# Prompt
Transcribe the data that follows precisely, omitting nothing.

** begin **

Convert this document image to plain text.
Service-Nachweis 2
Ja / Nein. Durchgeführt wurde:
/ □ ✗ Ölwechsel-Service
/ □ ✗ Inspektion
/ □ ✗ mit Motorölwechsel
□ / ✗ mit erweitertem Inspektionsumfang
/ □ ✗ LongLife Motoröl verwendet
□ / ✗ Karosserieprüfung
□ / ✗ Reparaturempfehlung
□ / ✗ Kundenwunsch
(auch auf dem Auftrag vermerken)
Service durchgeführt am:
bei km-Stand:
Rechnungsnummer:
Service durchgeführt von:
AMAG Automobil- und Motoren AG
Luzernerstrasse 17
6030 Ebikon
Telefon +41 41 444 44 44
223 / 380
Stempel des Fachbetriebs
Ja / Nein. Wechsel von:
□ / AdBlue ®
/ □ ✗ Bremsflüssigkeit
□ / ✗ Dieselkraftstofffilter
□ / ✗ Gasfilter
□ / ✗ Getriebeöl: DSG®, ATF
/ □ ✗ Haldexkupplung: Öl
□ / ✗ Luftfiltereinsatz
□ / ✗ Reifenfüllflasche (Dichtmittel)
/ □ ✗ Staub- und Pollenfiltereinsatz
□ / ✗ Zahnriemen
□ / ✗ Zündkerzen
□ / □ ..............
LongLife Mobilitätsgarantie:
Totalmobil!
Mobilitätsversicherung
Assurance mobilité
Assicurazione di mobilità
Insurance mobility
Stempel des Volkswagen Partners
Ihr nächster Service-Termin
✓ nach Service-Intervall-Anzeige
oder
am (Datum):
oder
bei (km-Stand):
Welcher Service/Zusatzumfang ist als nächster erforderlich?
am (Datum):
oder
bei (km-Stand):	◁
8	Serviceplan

** end **

# Correct result
Convert this document image to plain text.
Service-Nachweis 2
Ja / Nein. Durchgeführt wurde:
/ □ ✗ Ölwechsel-Service
/ □ ✗ Inspektion
/ □ ✗ mit Motorölwechsel
□ / ✗ mit erweitertem Inspektionsumfang
/ □ ✗ LongLife Motoröl verwendet
□ / ✗ Karosserieprüfung
□ / ✗ Reparaturempfehlung
□ / ✗ Kundenwunsch
(auch auf dem Auftrag vermerken)
Service durchgeführt am:
bei km-Stand:
Rechnungsnummer:
Service durchgeführt von:
AMAG Automobil- und Motoren AG
Luzernerstrasse 17
6030 Ebikon
Telefon +41 41 444 44 44
223 / 380
Stempel des Fachbetriebs
Ja / Nein. Wechsel von:
□ / AdBlue ®
/ □ ✗ Bremsflüssigkeit
□ / ✗ Dieselkraftstofffilter
□ / ✗ Gasfilter
□ / ✗ Getriebeöl: DSG®, ATF
/ □ ✗ Haldexkupplung: Öl
□ / ✗ Luftfiltereinsatz
□ / ✗ Reifenfüllflasche (Dichtmittel)
/ □ ✗ Staub- und Pollenfiltereinsatz
□ / ✗ Zahnriemen
□ / ✗ Zündkerzen
□ / □ ..............
LongLife Mobilitätsgarantie:
Totalmobil!
Mobilitätsversicherung
Assurance mobilité
Assicurazione di mobilità
Insurance mobility
Stempel des Volkswagen Partners
Ihr nächster Service-Termin
✓ nach Service-Intervall-Anzeige
oder
am (Datum):
oder
bei (km-Stand):
Welcher Service/Zusatzumfang ist als nächster erforderlich?
am (Datum):
oder
bei (km-Stand):	◁
8	Serviceplan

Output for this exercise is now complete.